### BRANO FORNITO
-=-=-

Vangelo: Gv 6,41-51 Clicca per vedere le Letture (Vangelo: )

Visualizza Gv 6,41-51

41Allora i Giudei si misero a mormorare contro di lui perché aveva detto: «Io sono il pane disceso dal cielo». 42E dicevano: «Costui non è forse Gesù, il figlio di Giuseppe? Di lui non conosciamo il padre e la madre? Come dunque può dire: “Sono disceso dal cielo”?».

43Gesù rispose loro: «Non mormorate tra voi. 44Nessuno può venire a me, se non lo attira il Padre che mi ha mandato; e io lo risusciterò nell’ultimo giorno. 45Sta scritto nei profeti: E tutti saranno istruiti da Dio. Chiunque ha ascoltato il Padre e ha imparato da lui, viene a me. 46Non perché qualcuno abbia visto il Padre; solo colui che viene da Dio ha visto il Padre. 47In verità, in verità io vi dico: chi crede ha la vita eterna.

-=-=-

### DATI FORNITI
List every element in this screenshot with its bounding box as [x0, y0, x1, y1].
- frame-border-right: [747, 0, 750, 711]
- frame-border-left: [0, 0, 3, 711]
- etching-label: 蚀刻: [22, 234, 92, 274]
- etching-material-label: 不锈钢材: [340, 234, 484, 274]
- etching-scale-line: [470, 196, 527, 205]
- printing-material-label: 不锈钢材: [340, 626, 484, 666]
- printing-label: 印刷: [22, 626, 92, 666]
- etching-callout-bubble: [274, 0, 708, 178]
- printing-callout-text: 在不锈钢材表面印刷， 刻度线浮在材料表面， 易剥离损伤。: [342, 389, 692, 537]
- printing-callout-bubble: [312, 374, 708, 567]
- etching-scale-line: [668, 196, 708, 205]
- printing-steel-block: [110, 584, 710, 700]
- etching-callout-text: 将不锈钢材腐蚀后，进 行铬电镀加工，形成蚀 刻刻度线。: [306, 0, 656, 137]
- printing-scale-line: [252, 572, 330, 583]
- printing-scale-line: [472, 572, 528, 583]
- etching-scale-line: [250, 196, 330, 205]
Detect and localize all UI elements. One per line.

-=-=-

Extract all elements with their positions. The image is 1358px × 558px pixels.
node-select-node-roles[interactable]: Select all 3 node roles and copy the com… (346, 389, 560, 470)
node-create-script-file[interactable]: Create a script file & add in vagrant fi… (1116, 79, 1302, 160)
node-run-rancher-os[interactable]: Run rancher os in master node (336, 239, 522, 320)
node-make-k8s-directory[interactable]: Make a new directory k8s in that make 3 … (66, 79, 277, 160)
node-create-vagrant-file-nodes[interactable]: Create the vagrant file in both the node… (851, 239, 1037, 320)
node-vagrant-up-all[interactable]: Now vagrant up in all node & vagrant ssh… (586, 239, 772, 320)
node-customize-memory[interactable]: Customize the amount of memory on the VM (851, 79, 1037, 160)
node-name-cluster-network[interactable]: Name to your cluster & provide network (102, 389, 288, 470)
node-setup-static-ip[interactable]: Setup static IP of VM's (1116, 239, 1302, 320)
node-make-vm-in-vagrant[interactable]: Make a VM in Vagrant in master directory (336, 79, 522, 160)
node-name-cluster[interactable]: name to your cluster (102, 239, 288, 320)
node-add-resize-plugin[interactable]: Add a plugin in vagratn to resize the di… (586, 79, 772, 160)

-=-=-

### COSA FARE
Nel brano del Vangelo, che cosa dice Gesù di chi crede?

### RISPOSTA
Chi crede ha la vita eterna.